(Structured figure records)
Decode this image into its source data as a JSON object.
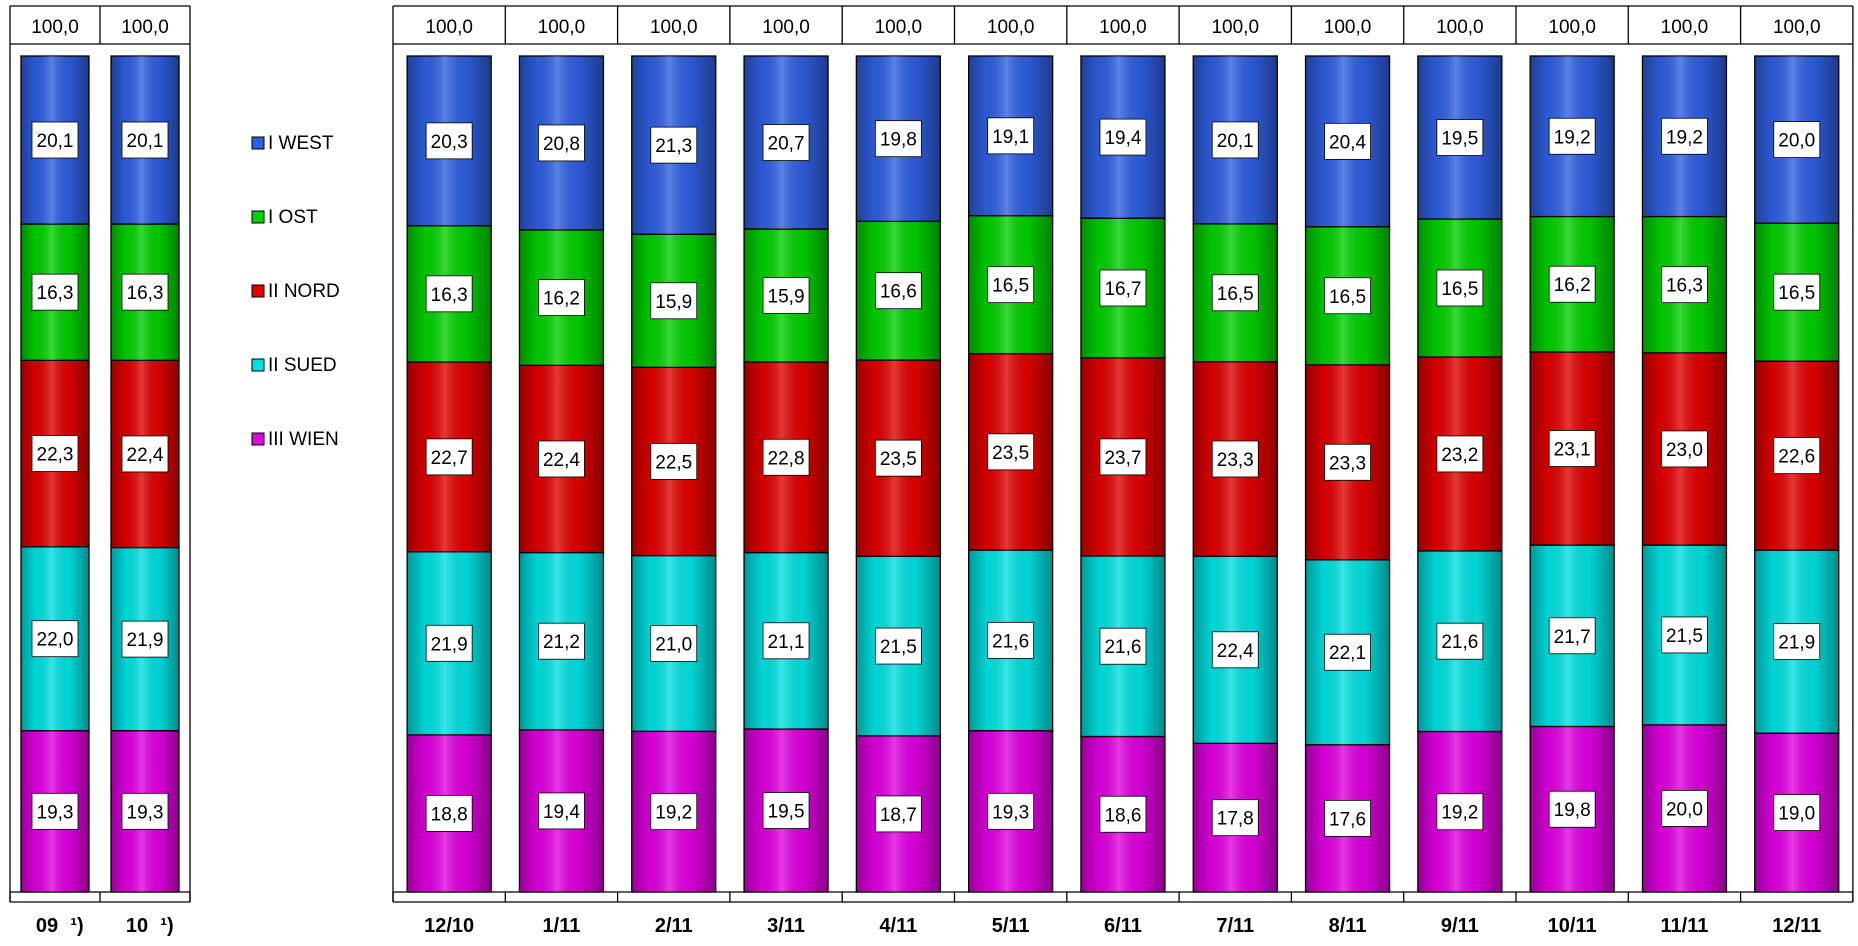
{
  "chart_data": {
    "type": "bar",
    "stacked": true,
    "total_labels": [
      "100,0",
      "100,0",
      "100,0",
      "100,0",
      "100,0",
      "100,0",
      "100,0",
      "100,0",
      "100,0",
      "100,0",
      "100,0",
      "100,0",
      "100,0",
      "100,0",
      "100,0"
    ],
    "categories": [
      "09",
      "10",
      "12/10",
      "1/11",
      "2/11",
      "3/11",
      "4/11",
      "5/11",
      "6/11",
      "7/11",
      "8/11",
      "9/11",
      "10/11",
      "11/11",
      "12/11"
    ],
    "category_footnote": "¹)",
    "footnoted_categories": [
      "09",
      "10"
    ],
    "groups": [
      [
        "09",
        "10"
      ],
      [
        "12/10",
        "1/11",
        "2/11",
        "3/11",
        "4/11",
        "5/11",
        "6/11",
        "7/11",
        "8/11",
        "9/11",
        "10/11",
        "11/11",
        "12/11"
      ]
    ],
    "ylim": [
      0,
      100
    ],
    "series": [
      {
        "name": "III WIEN",
        "color": "#e000e0",
        "values": [
          19.3,
          19.3,
          18.8,
          19.4,
          19.2,
          19.5,
          18.7,
          19.3,
          18.6,
          17.8,
          17.6,
          19.2,
          19.8,
          20.0,
          19.0
        ],
        "labels": [
          "19,3",
          "19,3",
          "18,8",
          "19,4",
          "19,2",
          "19,5",
          "18,7",
          "19,3",
          "18,6",
          "17,8",
          "17,6",
          "19,2",
          "19,8",
          "20,0",
          "19,0"
        ]
      },
      {
        "name": "II SUED",
        "color": "#00e0e0",
        "values": [
          22.0,
          21.9,
          21.9,
          21.2,
          21.0,
          21.1,
          21.5,
          21.6,
          21.6,
          22.4,
          22.1,
          21.6,
          21.7,
          21.5,
          21.9
        ],
        "labels": [
          "22,0",
          "21,9",
          "21,9",
          "21,2",
          "21,0",
          "21,1",
          "21,5",
          "21,6",
          "21,6",
          "22,4",
          "22,1",
          "21,6",
          "21,7",
          "21,5",
          "21,9"
        ]
      },
      {
        "name": "II NORD",
        "color": "#e00000",
        "values": [
          22.3,
          22.4,
          22.7,
          22.4,
          22.5,
          22.8,
          23.5,
          23.5,
          23.7,
          23.3,
          23.3,
          23.2,
          23.1,
          23.0,
          22.6
        ],
        "labels": [
          "22,3",
          "22,4",
          "22,7",
          "22,4",
          "22,5",
          "22,8",
          "23,5",
          "23,5",
          "23,7",
          "23,3",
          "23,3",
          "23,2",
          "23,1",
          "23,0",
          "22,6"
        ]
      },
      {
        "name": "I OST",
        "color": "#00d000",
        "values": [
          16.3,
          16.3,
          16.3,
          16.2,
          15.9,
          15.9,
          16.6,
          16.5,
          16.7,
          16.5,
          16.5,
          16.5,
          16.2,
          16.3,
          16.5
        ],
        "labels": [
          "16,3",
          "16,3",
          "16,3",
          "16,2",
          "15,9",
          "15,9",
          "16,6",
          "16,5",
          "16,7",
          "16,5",
          "16,5",
          "16,5",
          "16,2",
          "16,3",
          "16,5"
        ]
      },
      {
        "name": "I WEST",
        "color": "#2f5fe0",
        "values": [
          20.1,
          20.1,
          20.3,
          20.8,
          21.3,
          20.7,
          19.8,
          19.1,
          19.4,
          20.1,
          20.4,
          19.5,
          19.2,
          19.2,
          20.0
        ],
        "labels": [
          "20,1",
          "20,1",
          "20,3",
          "20,8",
          "21,3",
          "20,7",
          "19,8",
          "19,1",
          "19,4",
          "20,1",
          "20,4",
          "19,5",
          "19,2",
          "19,2",
          "20,0"
        ]
      }
    ],
    "legend": {
      "position": "left, between groups",
      "order": [
        "I WEST",
        "I OST",
        "II NORD",
        "II SUED",
        "III WIEN"
      ]
    }
  }
}
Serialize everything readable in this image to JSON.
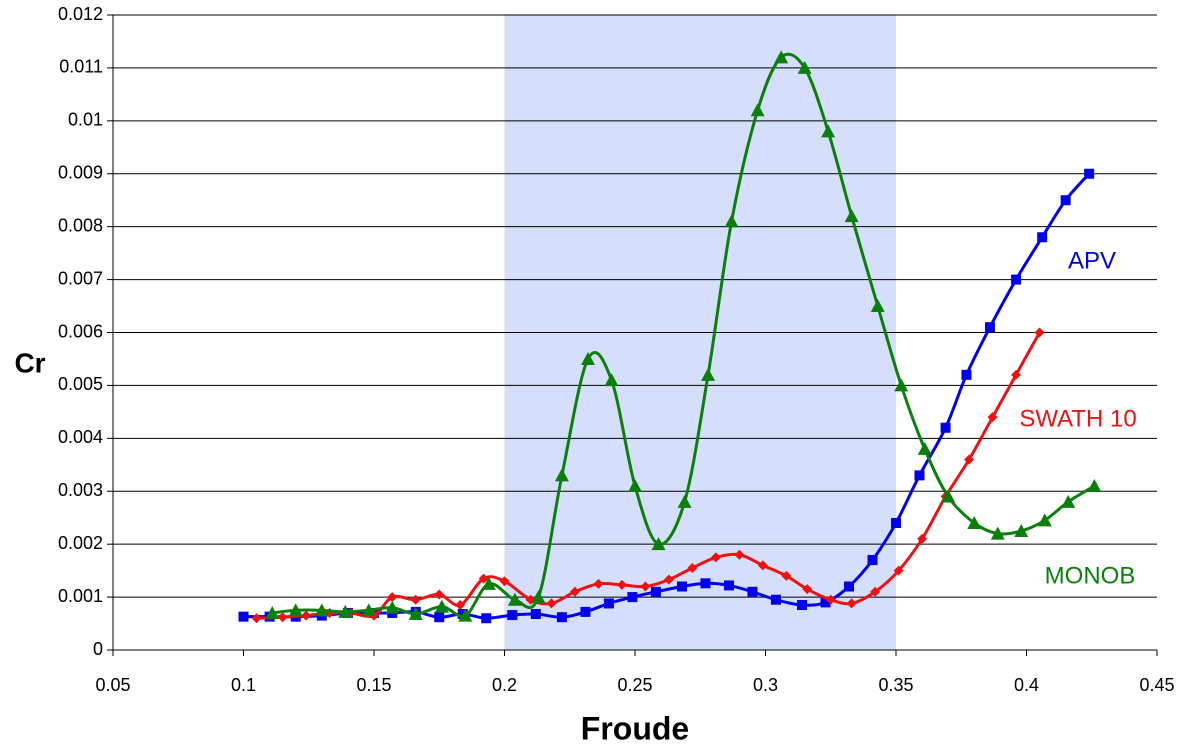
{
  "chart_data": {
    "type": "line",
    "x_label": "Froude",
    "y_label": "Cr",
    "xlim": [
      0.05,
      0.45
    ],
    "xticks": [
      0.05,
      0.1,
      0.15,
      0.2,
      0.25,
      0.3,
      0.35,
      0.4,
      0.45
    ],
    "ylim": [
      0,
      0.012
    ],
    "yticks": [
      0,
      0.001,
      0.002,
      0.003,
      0.004,
      0.005,
      0.006,
      0.007,
      0.008,
      0.009,
      0.01,
      0.011,
      0.012
    ],
    "grid": true,
    "shade_x": [
      0.2,
      0.35
    ],
    "shade_color": "#d5defa",
    "series": [
      {
        "name": "APV",
        "color": "#0000ee",
        "marker": "square",
        "x": [
          0.1,
          0.11,
          0.12,
          0.13,
          0.14,
          0.15,
          0.157,
          0.166,
          0.175,
          0.184,
          0.193,
          0.203,
          0.212,
          0.222,
          0.231,
          0.24,
          0.249,
          0.258,
          0.268,
          0.277,
          0.286,
          0.295,
          0.304,
          0.314,
          0.323,
          0.332,
          0.341,
          0.35,
          0.359,
          0.369,
          0.377,
          0.386,
          0.396,
          0.406,
          0.415,
          0.424
        ],
        "values": [
          0.00063,
          0.00063,
          0.00063,
          0.00065,
          0.0007,
          0.0007,
          0.0007,
          0.00072,
          0.00062,
          0.00068,
          0.0006,
          0.00066,
          0.00068,
          0.00062,
          0.00072,
          0.00088,
          0.001,
          0.0011,
          0.0012,
          0.00126,
          0.00122,
          0.0011,
          0.00095,
          0.00085,
          0.0009,
          0.0012,
          0.0017,
          0.0024,
          0.0033,
          0.0042,
          0.0052,
          0.0061,
          0.007,
          0.0078,
          0.0085,
          0.009
        ]
      },
      {
        "name": "SWATH 10",
        "color": "#ee1111",
        "marker": "diamond",
        "x": [
          0.105,
          0.115,
          0.124,
          0.133,
          0.141,
          0.15,
          0.157,
          0.166,
          0.175,
          0.183,
          0.192,
          0.2,
          0.21,
          0.218,
          0.227,
          0.236,
          0.245,
          0.254,
          0.263,
          0.272,
          0.281,
          0.29,
          0.299,
          0.308,
          0.316,
          0.325,
          0.333,
          0.342,
          0.351,
          0.36,
          0.369,
          0.378,
          0.387,
          0.396,
          0.405
        ],
        "values": [
          0.0006,
          0.00062,
          0.00065,
          0.0007,
          0.0007,
          0.00065,
          0.001,
          0.00095,
          0.00105,
          0.00085,
          0.00135,
          0.0013,
          0.00095,
          0.00088,
          0.0011,
          0.00125,
          0.00123,
          0.0012,
          0.00133,
          0.00155,
          0.00175,
          0.0018,
          0.0016,
          0.0014,
          0.00115,
          0.00095,
          0.00088,
          0.0011,
          0.0015,
          0.0021,
          0.0029,
          0.0036,
          0.0044,
          0.0052,
          0.006
        ]
      },
      {
        "name": "MONOB",
        "color": "#0a800a",
        "marker": "triangle",
        "x": [
          0.111,
          0.12,
          0.13,
          0.139,
          0.148,
          0.157,
          0.166,
          0.176,
          0.185,
          0.194,
          0.204,
          0.213,
          0.222,
          0.232,
          0.241,
          0.25,
          0.259,
          0.269,
          0.278,
          0.287,
          0.297,
          0.306,
          0.315,
          0.324,
          0.333,
          0.343,
          0.352,
          0.361,
          0.37,
          0.38,
          0.389,
          0.398,
          0.407,
          0.416,
          0.426
        ],
        "values": [
          0.0007,
          0.00075,
          0.00075,
          0.00072,
          0.00075,
          0.0008,
          0.00068,
          0.00082,
          0.00065,
          0.00125,
          0.00095,
          0.001,
          0.0033,
          0.0055,
          0.0051,
          0.0031,
          0.002,
          0.0028,
          0.0052,
          0.0081,
          0.0102,
          0.0112,
          0.011,
          0.0098,
          0.0082,
          0.0065,
          0.005,
          0.0038,
          0.0029,
          0.0024,
          0.0022,
          0.00225,
          0.00245,
          0.0028,
          0.0031
        ]
      }
    ]
  }
}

### THE PROBLEM
Filter out every line that lacks the word "name", and copy the rest.

### EXERCISE SOLUTION
        "name": "III WIEN",
        "name": "II SUED",
        "name": "II NORD",
        "name": "I OST",
        "name": "I WEST",
        "name": "APV",
        "name": "SWATH 10",
        "name": "MONOB",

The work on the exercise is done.